BEGIN Data for analysis

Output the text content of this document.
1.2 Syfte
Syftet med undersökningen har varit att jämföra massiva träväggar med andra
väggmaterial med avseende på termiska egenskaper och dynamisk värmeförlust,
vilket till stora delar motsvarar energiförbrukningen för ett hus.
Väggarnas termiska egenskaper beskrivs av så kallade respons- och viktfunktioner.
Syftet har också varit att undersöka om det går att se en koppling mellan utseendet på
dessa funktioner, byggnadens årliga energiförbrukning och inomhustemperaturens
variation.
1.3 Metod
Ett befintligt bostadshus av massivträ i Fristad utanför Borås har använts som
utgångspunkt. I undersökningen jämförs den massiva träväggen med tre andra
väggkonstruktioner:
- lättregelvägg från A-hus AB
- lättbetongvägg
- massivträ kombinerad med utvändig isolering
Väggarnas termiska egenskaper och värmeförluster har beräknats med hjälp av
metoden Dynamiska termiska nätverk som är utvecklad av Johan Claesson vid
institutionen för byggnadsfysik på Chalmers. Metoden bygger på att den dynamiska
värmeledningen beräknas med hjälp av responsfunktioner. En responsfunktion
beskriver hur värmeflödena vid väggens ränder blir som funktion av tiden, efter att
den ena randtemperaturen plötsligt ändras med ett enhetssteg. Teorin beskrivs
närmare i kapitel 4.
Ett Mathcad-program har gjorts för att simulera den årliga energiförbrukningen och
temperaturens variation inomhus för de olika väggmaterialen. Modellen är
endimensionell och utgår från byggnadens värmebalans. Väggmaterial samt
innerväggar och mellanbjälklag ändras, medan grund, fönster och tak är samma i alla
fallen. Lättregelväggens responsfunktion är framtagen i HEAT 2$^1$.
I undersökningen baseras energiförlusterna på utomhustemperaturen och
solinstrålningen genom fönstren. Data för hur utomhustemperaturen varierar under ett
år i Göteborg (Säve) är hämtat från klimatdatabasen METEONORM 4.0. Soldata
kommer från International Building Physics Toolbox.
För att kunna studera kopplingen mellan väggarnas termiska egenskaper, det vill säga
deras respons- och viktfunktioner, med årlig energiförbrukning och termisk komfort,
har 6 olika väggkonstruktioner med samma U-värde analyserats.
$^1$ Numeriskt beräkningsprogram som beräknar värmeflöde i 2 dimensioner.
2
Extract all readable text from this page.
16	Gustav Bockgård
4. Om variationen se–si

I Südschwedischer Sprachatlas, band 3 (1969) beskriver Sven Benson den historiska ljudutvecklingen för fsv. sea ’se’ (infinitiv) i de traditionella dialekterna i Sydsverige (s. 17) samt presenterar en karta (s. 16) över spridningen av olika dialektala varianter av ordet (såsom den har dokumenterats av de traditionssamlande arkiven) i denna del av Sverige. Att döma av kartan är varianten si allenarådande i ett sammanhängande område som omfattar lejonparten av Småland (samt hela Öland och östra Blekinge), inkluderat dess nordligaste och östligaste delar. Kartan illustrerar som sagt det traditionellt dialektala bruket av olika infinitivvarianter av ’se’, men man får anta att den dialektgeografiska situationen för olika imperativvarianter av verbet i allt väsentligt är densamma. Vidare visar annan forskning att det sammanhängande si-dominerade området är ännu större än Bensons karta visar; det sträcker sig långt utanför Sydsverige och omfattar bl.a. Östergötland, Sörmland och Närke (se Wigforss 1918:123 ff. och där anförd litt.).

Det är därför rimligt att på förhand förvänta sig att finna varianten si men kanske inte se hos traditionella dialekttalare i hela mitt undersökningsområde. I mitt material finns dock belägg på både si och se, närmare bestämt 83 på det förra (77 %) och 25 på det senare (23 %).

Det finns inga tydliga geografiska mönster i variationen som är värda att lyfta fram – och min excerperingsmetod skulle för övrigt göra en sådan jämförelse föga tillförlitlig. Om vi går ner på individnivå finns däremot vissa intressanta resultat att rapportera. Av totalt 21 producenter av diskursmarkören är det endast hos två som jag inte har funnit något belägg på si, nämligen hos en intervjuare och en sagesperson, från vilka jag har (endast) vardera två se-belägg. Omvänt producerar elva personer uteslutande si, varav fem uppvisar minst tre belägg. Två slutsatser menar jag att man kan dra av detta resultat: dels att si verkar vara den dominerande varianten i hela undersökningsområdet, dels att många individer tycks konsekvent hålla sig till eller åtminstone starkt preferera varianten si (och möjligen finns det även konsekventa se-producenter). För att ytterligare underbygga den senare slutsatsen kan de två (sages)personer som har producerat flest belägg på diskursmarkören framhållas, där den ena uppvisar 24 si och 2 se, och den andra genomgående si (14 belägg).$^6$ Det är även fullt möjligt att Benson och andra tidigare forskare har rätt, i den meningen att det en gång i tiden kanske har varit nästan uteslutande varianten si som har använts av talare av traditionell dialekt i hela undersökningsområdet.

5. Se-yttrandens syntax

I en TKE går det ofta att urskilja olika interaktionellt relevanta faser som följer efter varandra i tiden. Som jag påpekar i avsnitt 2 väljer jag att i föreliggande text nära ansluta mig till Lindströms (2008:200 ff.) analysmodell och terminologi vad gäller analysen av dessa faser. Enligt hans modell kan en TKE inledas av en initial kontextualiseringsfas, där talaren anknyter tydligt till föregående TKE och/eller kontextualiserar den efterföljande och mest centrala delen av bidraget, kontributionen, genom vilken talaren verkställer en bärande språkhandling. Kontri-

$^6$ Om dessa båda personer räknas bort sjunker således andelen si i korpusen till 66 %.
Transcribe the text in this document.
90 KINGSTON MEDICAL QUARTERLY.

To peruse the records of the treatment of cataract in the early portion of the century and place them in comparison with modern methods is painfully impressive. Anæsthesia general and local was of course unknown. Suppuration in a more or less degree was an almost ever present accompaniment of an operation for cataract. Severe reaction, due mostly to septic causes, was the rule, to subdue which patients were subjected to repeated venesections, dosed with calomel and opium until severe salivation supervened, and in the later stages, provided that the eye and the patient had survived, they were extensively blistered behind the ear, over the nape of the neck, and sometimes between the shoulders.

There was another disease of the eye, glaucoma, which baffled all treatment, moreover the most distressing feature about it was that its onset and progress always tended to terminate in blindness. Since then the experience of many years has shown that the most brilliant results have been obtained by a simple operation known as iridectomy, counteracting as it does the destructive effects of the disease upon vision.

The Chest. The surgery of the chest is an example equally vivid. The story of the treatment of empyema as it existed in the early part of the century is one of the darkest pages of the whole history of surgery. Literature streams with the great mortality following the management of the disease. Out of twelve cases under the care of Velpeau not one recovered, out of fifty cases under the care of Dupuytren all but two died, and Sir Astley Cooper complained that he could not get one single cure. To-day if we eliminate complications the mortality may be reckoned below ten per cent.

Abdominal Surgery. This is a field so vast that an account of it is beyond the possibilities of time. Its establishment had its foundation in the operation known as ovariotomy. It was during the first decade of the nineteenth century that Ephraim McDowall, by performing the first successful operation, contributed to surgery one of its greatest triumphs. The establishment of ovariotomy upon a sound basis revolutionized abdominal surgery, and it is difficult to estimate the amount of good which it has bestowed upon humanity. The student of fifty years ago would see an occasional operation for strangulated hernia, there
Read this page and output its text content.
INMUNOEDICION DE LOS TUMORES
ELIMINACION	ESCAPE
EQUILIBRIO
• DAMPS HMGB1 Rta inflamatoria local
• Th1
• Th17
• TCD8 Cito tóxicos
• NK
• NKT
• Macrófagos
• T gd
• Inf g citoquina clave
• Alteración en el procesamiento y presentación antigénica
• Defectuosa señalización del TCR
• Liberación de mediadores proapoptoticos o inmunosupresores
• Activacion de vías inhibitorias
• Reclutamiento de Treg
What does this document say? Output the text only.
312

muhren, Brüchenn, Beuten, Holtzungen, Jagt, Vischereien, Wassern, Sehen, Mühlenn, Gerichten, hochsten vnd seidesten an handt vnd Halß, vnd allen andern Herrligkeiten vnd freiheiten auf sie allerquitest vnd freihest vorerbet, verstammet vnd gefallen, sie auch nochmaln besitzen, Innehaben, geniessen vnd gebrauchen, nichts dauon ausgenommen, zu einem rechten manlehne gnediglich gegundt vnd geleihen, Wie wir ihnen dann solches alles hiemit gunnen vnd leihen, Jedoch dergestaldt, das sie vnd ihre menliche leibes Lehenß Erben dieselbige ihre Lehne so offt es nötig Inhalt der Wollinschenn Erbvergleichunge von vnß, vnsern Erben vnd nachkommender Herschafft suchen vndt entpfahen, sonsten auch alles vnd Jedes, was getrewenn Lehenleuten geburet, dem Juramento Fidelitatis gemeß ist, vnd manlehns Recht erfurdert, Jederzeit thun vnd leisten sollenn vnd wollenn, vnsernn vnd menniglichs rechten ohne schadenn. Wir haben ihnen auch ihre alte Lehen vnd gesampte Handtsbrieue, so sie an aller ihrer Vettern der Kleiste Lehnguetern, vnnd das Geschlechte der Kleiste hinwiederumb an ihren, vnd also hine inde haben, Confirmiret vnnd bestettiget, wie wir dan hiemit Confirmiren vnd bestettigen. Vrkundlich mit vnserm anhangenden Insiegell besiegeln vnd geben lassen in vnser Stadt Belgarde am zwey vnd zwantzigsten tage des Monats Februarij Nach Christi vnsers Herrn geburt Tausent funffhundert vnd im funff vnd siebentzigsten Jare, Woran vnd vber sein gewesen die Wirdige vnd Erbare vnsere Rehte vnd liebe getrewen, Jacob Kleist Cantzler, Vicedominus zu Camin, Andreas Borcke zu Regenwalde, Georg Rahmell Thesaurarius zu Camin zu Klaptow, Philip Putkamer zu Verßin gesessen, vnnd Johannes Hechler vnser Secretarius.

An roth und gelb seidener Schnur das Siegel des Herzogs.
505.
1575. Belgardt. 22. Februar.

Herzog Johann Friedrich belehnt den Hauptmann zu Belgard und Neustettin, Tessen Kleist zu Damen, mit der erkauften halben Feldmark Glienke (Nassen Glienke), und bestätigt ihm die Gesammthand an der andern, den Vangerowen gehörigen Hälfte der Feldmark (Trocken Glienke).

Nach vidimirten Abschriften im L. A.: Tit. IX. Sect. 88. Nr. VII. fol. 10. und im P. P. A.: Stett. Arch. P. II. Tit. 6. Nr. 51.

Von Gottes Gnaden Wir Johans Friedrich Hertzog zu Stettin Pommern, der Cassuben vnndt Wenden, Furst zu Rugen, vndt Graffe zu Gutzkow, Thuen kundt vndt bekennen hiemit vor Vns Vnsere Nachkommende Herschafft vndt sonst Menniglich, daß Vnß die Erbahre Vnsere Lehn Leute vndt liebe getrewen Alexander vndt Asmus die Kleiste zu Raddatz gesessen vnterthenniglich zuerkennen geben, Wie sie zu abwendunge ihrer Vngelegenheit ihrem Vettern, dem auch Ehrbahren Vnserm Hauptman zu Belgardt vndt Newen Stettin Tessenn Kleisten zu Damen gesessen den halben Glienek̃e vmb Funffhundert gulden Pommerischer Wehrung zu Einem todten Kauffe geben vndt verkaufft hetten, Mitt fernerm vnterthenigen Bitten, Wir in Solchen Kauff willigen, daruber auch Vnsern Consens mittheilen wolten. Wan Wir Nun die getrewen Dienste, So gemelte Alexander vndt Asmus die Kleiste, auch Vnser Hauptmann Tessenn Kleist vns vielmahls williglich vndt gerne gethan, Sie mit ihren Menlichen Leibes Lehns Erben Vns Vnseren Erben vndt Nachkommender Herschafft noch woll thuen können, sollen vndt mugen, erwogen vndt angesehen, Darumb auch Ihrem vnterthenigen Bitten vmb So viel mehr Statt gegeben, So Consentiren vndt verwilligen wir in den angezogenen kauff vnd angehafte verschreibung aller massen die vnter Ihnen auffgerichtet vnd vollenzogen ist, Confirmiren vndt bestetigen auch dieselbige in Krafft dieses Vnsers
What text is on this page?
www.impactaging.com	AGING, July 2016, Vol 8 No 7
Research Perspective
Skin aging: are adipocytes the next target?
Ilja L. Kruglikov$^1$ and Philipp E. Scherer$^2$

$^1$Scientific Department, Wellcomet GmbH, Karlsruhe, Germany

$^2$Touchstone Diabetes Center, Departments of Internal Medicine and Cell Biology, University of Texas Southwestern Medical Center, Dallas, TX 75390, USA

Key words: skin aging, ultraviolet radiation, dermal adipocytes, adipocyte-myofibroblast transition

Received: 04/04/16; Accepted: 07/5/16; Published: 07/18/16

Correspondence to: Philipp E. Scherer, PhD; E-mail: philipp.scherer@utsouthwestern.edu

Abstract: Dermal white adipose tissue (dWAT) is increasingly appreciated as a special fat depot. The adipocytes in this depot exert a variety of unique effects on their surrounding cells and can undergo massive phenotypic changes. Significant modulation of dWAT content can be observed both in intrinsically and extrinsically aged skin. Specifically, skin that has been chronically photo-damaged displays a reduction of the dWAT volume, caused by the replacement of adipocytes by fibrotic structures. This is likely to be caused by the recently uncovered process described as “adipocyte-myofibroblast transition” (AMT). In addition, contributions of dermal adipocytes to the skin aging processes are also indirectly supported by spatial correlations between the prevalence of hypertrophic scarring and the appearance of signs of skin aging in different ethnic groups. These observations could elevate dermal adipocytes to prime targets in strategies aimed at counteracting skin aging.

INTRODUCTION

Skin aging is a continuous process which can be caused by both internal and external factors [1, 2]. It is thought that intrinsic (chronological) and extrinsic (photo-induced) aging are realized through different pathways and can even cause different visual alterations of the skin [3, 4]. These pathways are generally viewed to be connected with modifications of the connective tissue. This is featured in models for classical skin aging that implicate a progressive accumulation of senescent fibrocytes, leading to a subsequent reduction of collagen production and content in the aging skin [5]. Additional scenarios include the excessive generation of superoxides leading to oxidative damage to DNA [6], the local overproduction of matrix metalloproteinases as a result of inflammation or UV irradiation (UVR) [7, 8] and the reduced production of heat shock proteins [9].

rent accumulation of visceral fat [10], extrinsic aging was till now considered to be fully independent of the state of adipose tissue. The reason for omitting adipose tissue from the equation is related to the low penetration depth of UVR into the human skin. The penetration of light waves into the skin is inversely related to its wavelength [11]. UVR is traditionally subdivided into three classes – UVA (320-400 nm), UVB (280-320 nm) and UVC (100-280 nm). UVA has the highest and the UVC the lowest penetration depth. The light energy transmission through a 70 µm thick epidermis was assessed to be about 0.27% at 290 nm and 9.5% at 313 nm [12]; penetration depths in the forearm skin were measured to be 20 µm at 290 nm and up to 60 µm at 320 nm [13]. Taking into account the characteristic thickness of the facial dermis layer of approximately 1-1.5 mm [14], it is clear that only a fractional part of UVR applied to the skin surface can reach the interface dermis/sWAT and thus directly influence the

END Data for analysis

From the listing, count how many lines contain the string "traditionella", and answer with the number by itself.

Answer to the exercise
2